--- Begin ---

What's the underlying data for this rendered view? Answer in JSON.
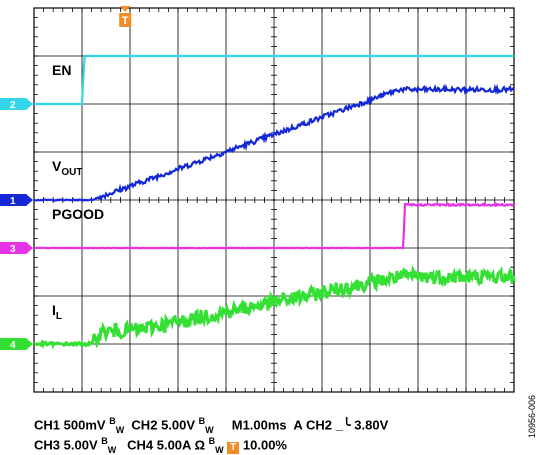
{
  "chart_data": {
    "type": "line",
    "subtype": "oscilloscope-capture",
    "grid": {
      "divisions_x": 10,
      "divisions_y": 8
    },
    "time": {
      "unit": "ms",
      "per_div": 1.0,
      "range": [
        0,
        10
      ]
    },
    "trigger_marker_label": "T",
    "series": [
      {
        "name": "EN",
        "channel": "2",
        "color": "#33d6e8",
        "scale": "5.00V/div",
        "label_parts": [
          "EN",
          ""
        ],
        "ground_div": 2.0,
        "x": [
          0,
          1.0,
          1.05,
          10
        ],
        "values": [
          0,
          0,
          1.0,
          1.0
        ],
        "unit": "div above marker",
        "noise": 0.0
      },
      {
        "name": "VOUT",
        "channel": "1",
        "color": "#1428d8",
        "scale": "500mV/div",
        "label_parts": [
          "V",
          "OUT"
        ],
        "ground_div": 4.0,
        "x": [
          0,
          1.2,
          7.6,
          10
        ],
        "values": [
          0,
          0,
          2.3,
          2.3
        ],
        "unit": "div above marker",
        "noise": 0.05
      },
      {
        "name": "PGOOD",
        "channel": "3",
        "color": "#e632e6",
        "scale": "5.00V/div",
        "label_parts": [
          "PGOOD",
          ""
        ],
        "ground_div": 5.0,
        "x": [
          0,
          7.7,
          7.72,
          10
        ],
        "values": [
          0,
          0,
          0.9,
          0.9
        ],
        "unit": "div above marker",
        "noise": 0.02
      },
      {
        "name": "IL",
        "channel": "4",
        "color": "#33e033",
        "scale": "5.00A/div",
        "label_parts": [
          "I",
          "L"
        ],
        "ground_div": 7.0,
        "x": [
          0,
          1.2,
          1.4,
          2.2,
          7.6,
          10
        ],
        "values": [
          0,
          0,
          0.25,
          0.3,
          1.4,
          1.4
        ],
        "unit": "div above marker",
        "noise": 0.15
      }
    ]
  },
  "status": {
    "line1": [
      "CH1",
      "500mV",
      "B",
      "W",
      "CH2",
      "5.00V",
      "B",
      "W",
      "M1.00ms",
      "A",
      "CH2",
      "3.80V"
    ],
    "line2": [
      "CH3",
      "5.00V",
      "B",
      "W",
      "CH4",
      "5.00A",
      "Ω",
      "B",
      "W",
      "T",
      "10.00%"
    ]
  },
  "figure_id": "10956-006"
}
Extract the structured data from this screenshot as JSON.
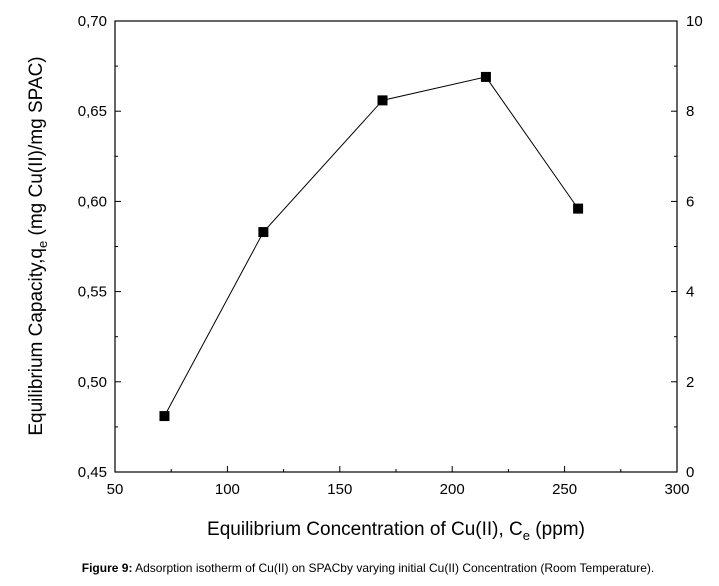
{
  "chart_data": {
    "type": "line",
    "xlabel_main": "Equilibrium Concentration of Cu(II), C",
    "xlabel_sub": "e",
    "xlabel_unit": " (ppm)",
    "ylabel_main": "Equilibrium Capacity,q",
    "ylabel_sub": "e",
    "ylabel_unit": " (mg Cu(II)/mg SPAC)",
    "xlim": [
      50,
      300
    ],
    "ylim": [
      0.45,
      0.7
    ],
    "y2lim": [
      0,
      10
    ],
    "x_ticks": [
      "50",
      "100",
      "150",
      "200",
      "250",
      "300"
    ],
    "y_ticks": [
      "0,45",
      "0,50",
      "0,55",
      "0,60",
      "0,65",
      "0,70"
    ],
    "y2_ticks": [
      "0",
      "2",
      "4",
      "6",
      "8",
      "10"
    ],
    "marker": "square",
    "series": [
      {
        "x": [
          72,
          116,
          169,
          215,
          256
        ],
        "y": [
          0.481,
          0.583,
          0.656,
          0.669,
          0.596
        ]
      }
    ],
    "grid": false,
    "line_color": "#000000",
    "marker_color": "#000000"
  },
  "caption": {
    "label": "Figure 9:",
    "text": " Adsorption isotherm of Cu(II) on SPACby varying initial Cu(II) Concentration (Room Temperature)."
  }
}
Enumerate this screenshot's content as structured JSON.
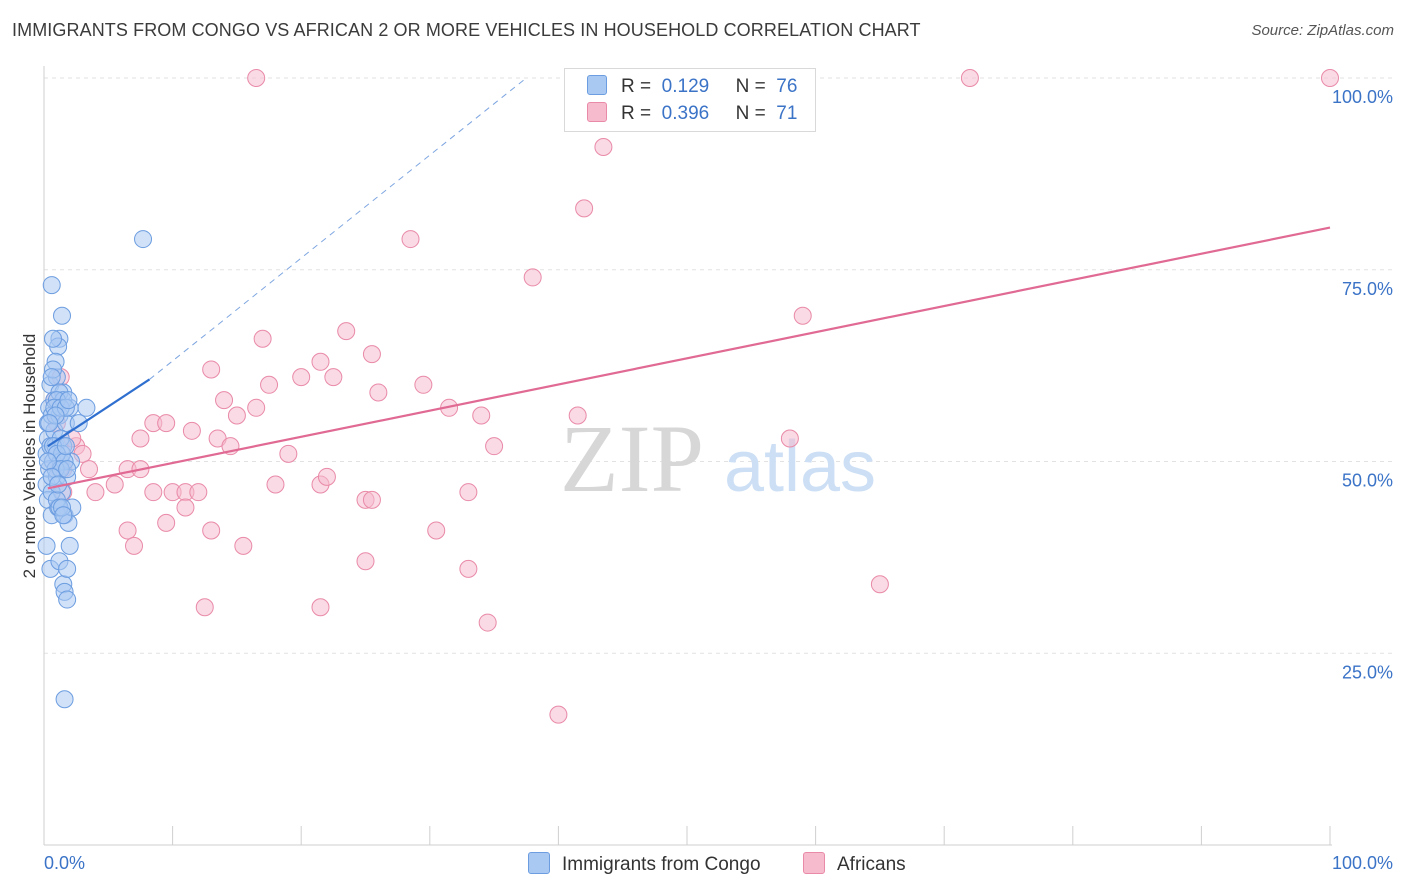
{
  "header": {
    "title": "IMMIGRANTS FROM CONGO VS AFRICAN 2 OR MORE VEHICLES IN HOUSEHOLD CORRELATION CHART",
    "source": "Source: ZipAtlas.com"
  },
  "watermark": {
    "zip": "ZIP",
    "atlas": "atlas"
  },
  "colors": {
    "blue_fill": "#a9c9f2",
    "blue_stroke": "#6c9de0",
    "blue_line": "#2f6fcf",
    "pink_fill": "#f6bccd",
    "pink_stroke": "#e98aa8",
    "pink_line": "#e06a93",
    "tick_text": "#3b73c7",
    "grid": "#e2e2e2"
  },
  "legend": {
    "rows": [
      {
        "r_label": "R =",
        "r_value": "0.129",
        "n_label": "N =",
        "n_value": "76",
        "color": "#a9c9f2"
      },
      {
        "r_label": "R =",
        "r_value": "0.396",
        "n_label": "N =",
        "n_value": "71",
        "color": "#f6bccd"
      }
    ]
  },
  "bottom_legend": [
    {
      "label": "Immigrants from Congo",
      "color": "#a9c9f2"
    },
    {
      "label": "Africans",
      "color": "#f6bccd"
    }
  ],
  "chart_data": {
    "type": "scatter",
    "title": "IMMIGRANTS FROM CONGO VS AFRICAN 2 OR MORE VEHICLES IN HOUSEHOLD CORRELATION CHART",
    "xlabel": "",
    "ylabel": "2 or more Vehicles in Household",
    "xlim": [
      0,
      100
    ],
    "ylim": [
      0,
      101
    ],
    "x_tick_labels": [
      "0.0%",
      "100.0%"
    ],
    "y_ticks": [
      25,
      50,
      75,
      100
    ],
    "y_tick_labels": [
      "25.0%",
      "50.0%",
      "75.0%",
      "100.0%"
    ],
    "grid": true,
    "legend_position": "top-center",
    "series": [
      {
        "name": "Immigrants from Congo",
        "R": 0.129,
        "N": 76,
        "trend": {
          "x": [
            0.3,
            8.2
          ],
          "y": [
            52.0,
            60.7
          ]
        },
        "trend_extension": {
          "x": [
            8.2,
            37.5
          ],
          "y": [
            60.7,
            100.0
          ]
        },
        "points": [
          [
            0.2,
            51
          ],
          [
            0.3,
            53
          ],
          [
            0.3,
            55
          ],
          [
            0.4,
            57
          ],
          [
            0.4,
            49
          ],
          [
            0.5,
            60
          ],
          [
            0.5,
            52
          ],
          [
            0.6,
            56
          ],
          [
            0.2,
            47
          ],
          [
            0.3,
            45
          ],
          [
            0.6,
            43
          ],
          [
            0.7,
            50
          ],
          [
            0.8,
            54
          ],
          [
            0.8,
            58
          ],
          [
            0.9,
            52
          ],
          [
            1.0,
            61
          ],
          [
            1.0,
            48
          ],
          [
            1.1,
            44
          ],
          [
            1.2,
            56
          ],
          [
            1.3,
            50
          ],
          [
            1.4,
            46
          ],
          [
            1.5,
            52
          ],
          [
            1.5,
            59
          ],
          [
            1.6,
            43
          ],
          [
            1.7,
            55
          ],
          [
            1.8,
            48
          ],
          [
            1.9,
            42
          ],
          [
            2.0,
            57
          ],
          [
            2.1,
            50
          ],
          [
            2.2,
            44
          ],
          [
            0.2,
            39
          ],
          [
            0.5,
            36
          ],
          [
            1.2,
            37
          ],
          [
            1.5,
            34
          ],
          [
            1.6,
            33
          ],
          [
            1.8,
            32
          ],
          [
            1.8,
            36
          ],
          [
            2.0,
            39
          ],
          [
            0.6,
            73
          ],
          [
            1.4,
            69
          ],
          [
            1.2,
            66
          ],
          [
            1.1,
            65
          ],
          [
            0.7,
            66
          ],
          [
            0.9,
            63
          ],
          [
            0.7,
            62
          ],
          [
            0.6,
            61
          ],
          [
            1.2,
            59
          ],
          [
            1.5,
            58
          ],
          [
            1.0,
            58
          ],
          [
            0.8,
            57
          ],
          [
            1.3,
            57
          ],
          [
            1.7,
            57
          ],
          [
            1.9,
            58
          ],
          [
            0.9,
            56
          ],
          [
            0.4,
            55
          ],
          [
            1.3,
            53
          ],
          [
            0.7,
            52
          ],
          [
            1.4,
            51
          ],
          [
            1.0,
            51
          ],
          [
            1.6,
            50
          ],
          [
            0.9,
            49
          ],
          [
            1.3,
            49
          ],
          [
            1.8,
            49
          ],
          [
            0.6,
            46
          ],
          [
            1.0,
            45
          ],
          [
            1.2,
            44
          ],
          [
            1.4,
            44
          ],
          [
            1.5,
            43
          ],
          [
            2.7,
            55
          ],
          [
            3.3,
            57
          ],
          [
            7.7,
            79
          ],
          [
            1.6,
            19
          ],
          [
            0.3,
            50
          ],
          [
            0.6,
            48
          ],
          [
            1.1,
            47
          ],
          [
            1.7,
            52
          ]
        ]
      },
      {
        "name": "Africans",
        "R": 0.396,
        "N": 71,
        "trend": {
          "x": [
            0.3,
            100.0
          ],
          "y": [
            46.5,
            80.5
          ]
        },
        "points": [
          [
            16.5,
            100
          ],
          [
            72.0,
            100
          ],
          [
            100.0,
            100
          ],
          [
            43.5,
            91
          ],
          [
            42.0,
            83
          ],
          [
            28.5,
            79
          ],
          [
            38.0,
            74
          ],
          [
            17.0,
            66
          ],
          [
            23.5,
            67
          ],
          [
            59.0,
            69
          ],
          [
            25.5,
            64
          ],
          [
            21.5,
            63
          ],
          [
            20.0,
            61
          ],
          [
            22.5,
            61
          ],
          [
            13.0,
            62
          ],
          [
            17.5,
            60
          ],
          [
            26.0,
            59
          ],
          [
            29.5,
            60
          ],
          [
            14.0,
            58
          ],
          [
            16.5,
            57
          ],
          [
            15.0,
            56
          ],
          [
            31.5,
            57
          ],
          [
            34.0,
            56
          ],
          [
            41.5,
            56
          ],
          [
            8.5,
            55
          ],
          [
            9.5,
            55
          ],
          [
            11.5,
            54
          ],
          [
            13.5,
            53
          ],
          [
            7.5,
            53
          ],
          [
            14.5,
            52
          ],
          [
            35.0,
            52
          ],
          [
            58.0,
            53
          ],
          [
            19.0,
            51
          ],
          [
            2.5,
            52
          ],
          [
            3.0,
            51
          ],
          [
            1.5,
            49
          ],
          [
            3.5,
            49
          ],
          [
            6.5,
            49
          ],
          [
            7.5,
            49
          ],
          [
            18.0,
            47
          ],
          [
            21.5,
            47
          ],
          [
            22.0,
            48
          ],
          [
            5.5,
            47
          ],
          [
            8.5,
            46
          ],
          [
            10.0,
            46
          ],
          [
            11.0,
            46
          ],
          [
            12.0,
            46
          ],
          [
            25.0,
            45
          ],
          [
            25.5,
            45
          ],
          [
            33.0,
            46
          ],
          [
            11.0,
            44
          ],
          [
            9.5,
            42
          ],
          [
            6.5,
            41
          ],
          [
            13.0,
            41
          ],
          [
            30.5,
            41
          ],
          [
            7.0,
            39
          ],
          [
            15.5,
            39
          ],
          [
            25.0,
            37
          ],
          [
            33.0,
            36
          ],
          [
            65.0,
            34
          ],
          [
            12.5,
            31
          ],
          [
            21.5,
            31
          ],
          [
            34.5,
            29
          ],
          [
            40.0,
            17
          ],
          [
            1.5,
            46
          ],
          [
            1.2,
            49
          ],
          [
            1.0,
            55
          ],
          [
            0.8,
            58
          ],
          [
            1.3,
            61
          ],
          [
            2.2,
            53
          ],
          [
            4.0,
            46
          ]
        ]
      }
    ]
  }
}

--- End ---

◆ **Written exercise**
Across the material above, how many lines include the string "name"? Only the number is wanted.

◆ **Task response**
6